Stated goal: Repeat every line of the data exactly, but not the pictures.

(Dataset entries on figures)

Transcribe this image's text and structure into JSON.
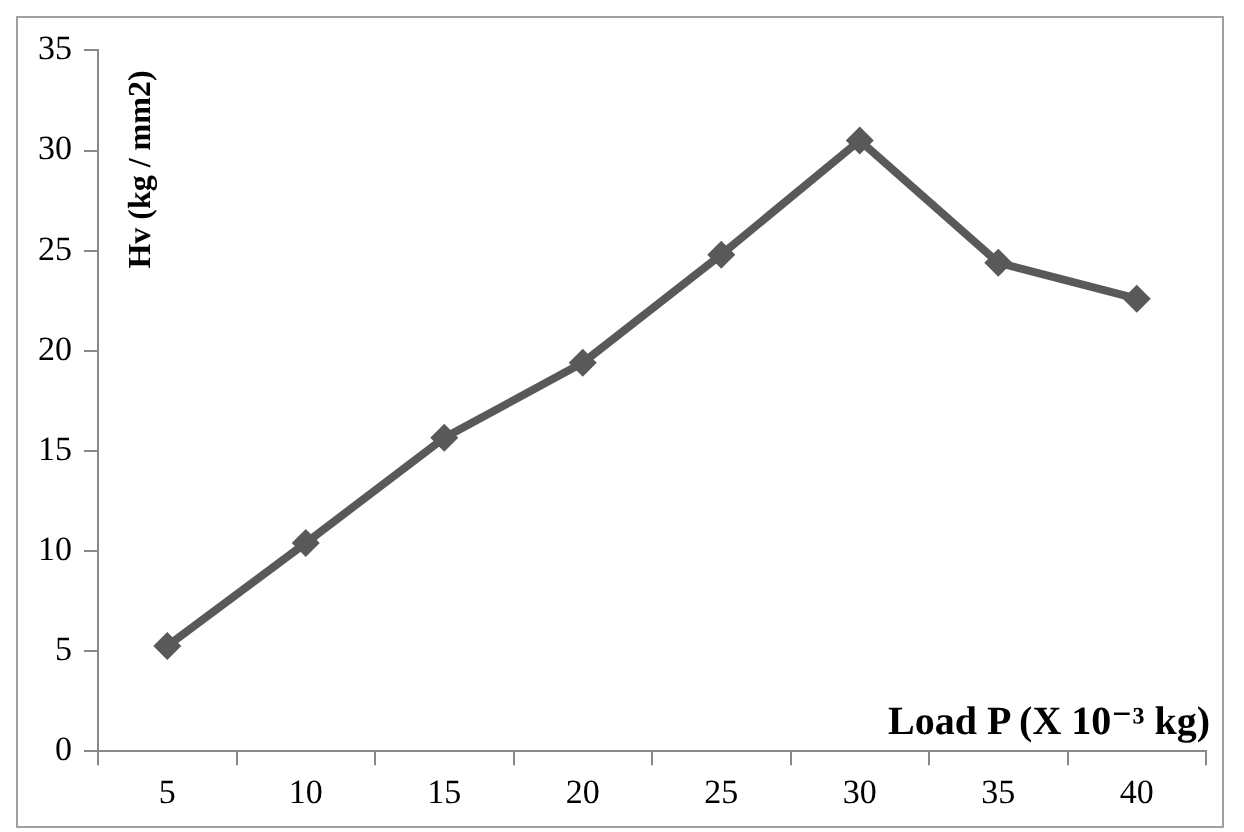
{
  "chart_data": {
    "type": "line",
    "xlabel": "Load P (X 10⁻³ kg)",
    "ylabel": "Hv (kg / mm2)",
    "categories": [
      "5",
      "10",
      "15",
      "20",
      "25",
      "30",
      "35",
      "40"
    ],
    "series": [
      {
        "color": "#595959",
        "values": [
          5.25,
          10.4,
          15.65,
          19.4,
          24.8,
          30.5,
          24.4,
          22.6
        ]
      }
    ],
    "ylim": [
      0,
      35
    ],
    "yticks": [
      0,
      5,
      10,
      15,
      20,
      25,
      30,
      35
    ],
    "grid": false,
    "legend": false,
    "marker": "diamond",
    "line_style": "solid"
  }
}
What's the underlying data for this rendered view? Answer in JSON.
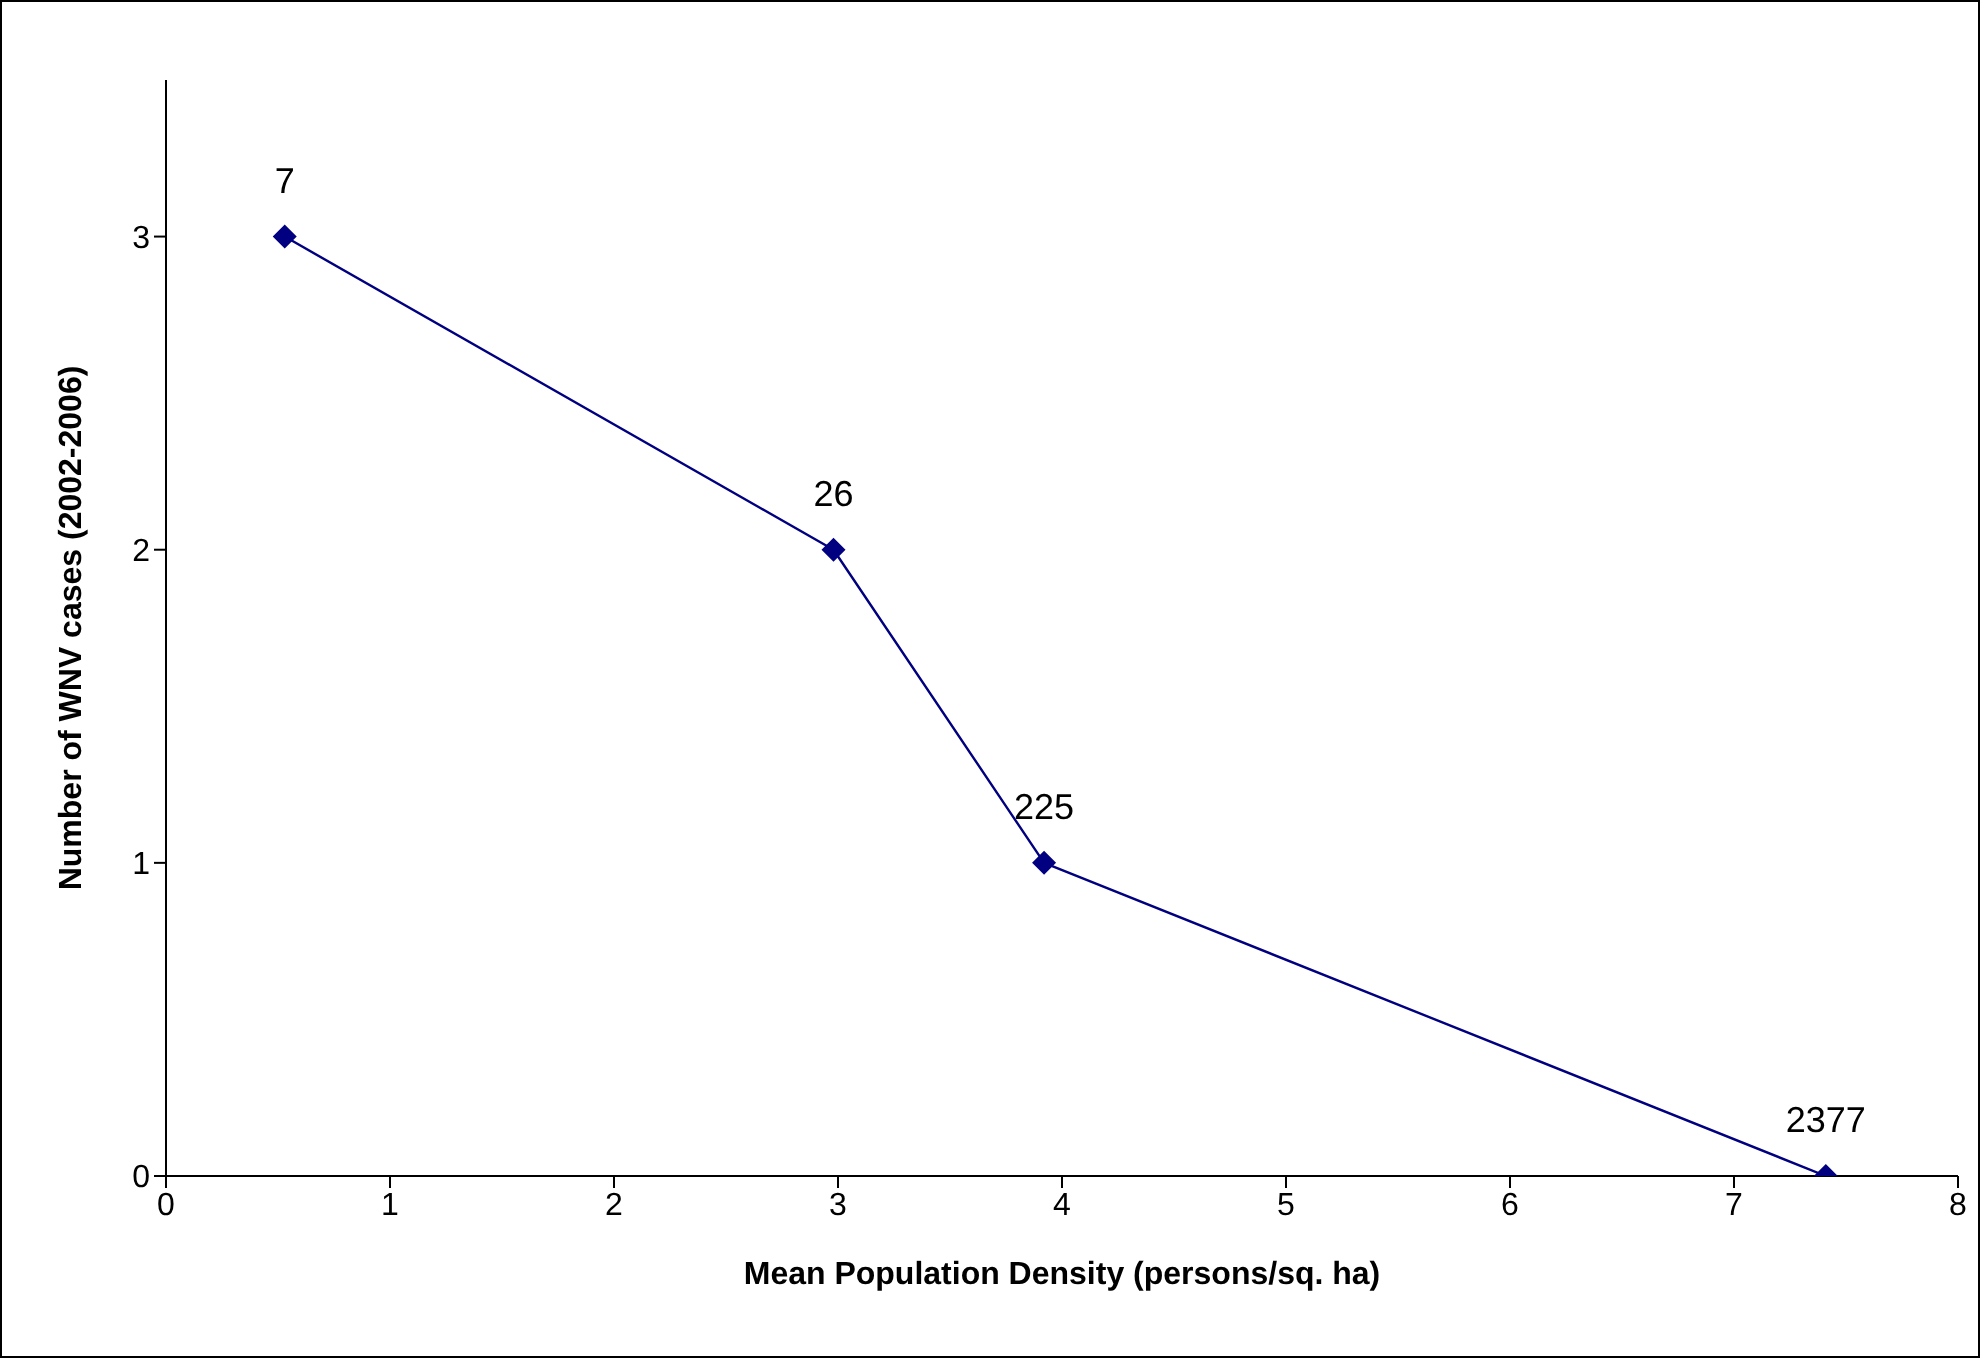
{
  "chart_data": {
    "type": "line",
    "xlabel": "Mean Population Density (persons/sq. ha)",
    "ylabel": "Number of WNV cases (2002-2006)",
    "x": [
      0.53,
      2.98,
      3.92,
      7.41
    ],
    "series": [
      {
        "color": "#000080",
        "values": [
          3,
          2,
          1,
          0
        ]
      }
    ],
    "xlim": [
      0,
      8
    ],
    "xticks": [
      0,
      1,
      2,
      3,
      4,
      5,
      6,
      7,
      8
    ],
    "ylim": [
      0,
      3.5
    ],
    "yticks": [
      0,
      1,
      2,
      3
    ],
    "annotations": [
      {
        "text": "7",
        "x": 0.53,
        "y": 3
      },
      {
        "text": "26",
        "x": 2.98,
        "y": 2
      },
      {
        "text": "225",
        "x": 3.92,
        "y": 1
      },
      {
        "text": "2377",
        "x": 7.41,
        "y": 0
      }
    ],
    "grid": false,
    "legend": false,
    "marker": "diamond",
    "line_style": "solid"
  }
}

Exercise response:
Transcribe this image's text and structure into JSON.
{
  "chart_data": {
    "type": "line",
    "xlabel": "Load P (X 10⁻³ kg)",
    "ylabel": "Hv (kg / mm2)",
    "categories": [
      "5",
      "10",
      "15",
      "20",
      "25",
      "30",
      "35",
      "40"
    ],
    "series": [
      {
        "color": "#595959",
        "values": [
          5.25,
          10.4,
          15.65,
          19.4,
          24.8,
          30.5,
          24.4,
          22.6
        ]
      }
    ],
    "ylim": [
      0,
      35
    ],
    "yticks": [
      0,
      5,
      10,
      15,
      20,
      25,
      30,
      35
    ],
    "grid": false,
    "legend": false,
    "marker": "diamond",
    "line_style": "solid"
  }
}
What's the underlying data for this rendered view? Answer in JSON.
{
  "chart_data": {
    "type": "line",
    "xlabel": "Mean Population Density (persons/sq. ha)",
    "ylabel": "Number of WNV cases (2002-2006)",
    "x": [
      0.53,
      2.98,
      3.92,
      7.41
    ],
    "series": [
      {
        "color": "#000080",
        "values": [
          3,
          2,
          1,
          0
        ]
      }
    ],
    "xlim": [
      0,
      8
    ],
    "xticks": [
      0,
      1,
      2,
      3,
      4,
      5,
      6,
      7,
      8
    ],
    "ylim": [
      0,
      3.5
    ],
    "yticks": [
      0,
      1,
      2,
      3
    ],
    "annotations": [
      {
        "text": "7",
        "x": 0.53,
        "y": 3
      },
      {
        "text": "26",
        "x": 2.98,
        "y": 2
      },
      {
        "text": "225",
        "x": 3.92,
        "y": 1
      },
      {
        "text": "2377",
        "x": 7.41,
        "y": 0
      }
    ],
    "grid": false,
    "legend": false,
    "marker": "diamond",
    "line_style": "solid"
  }
}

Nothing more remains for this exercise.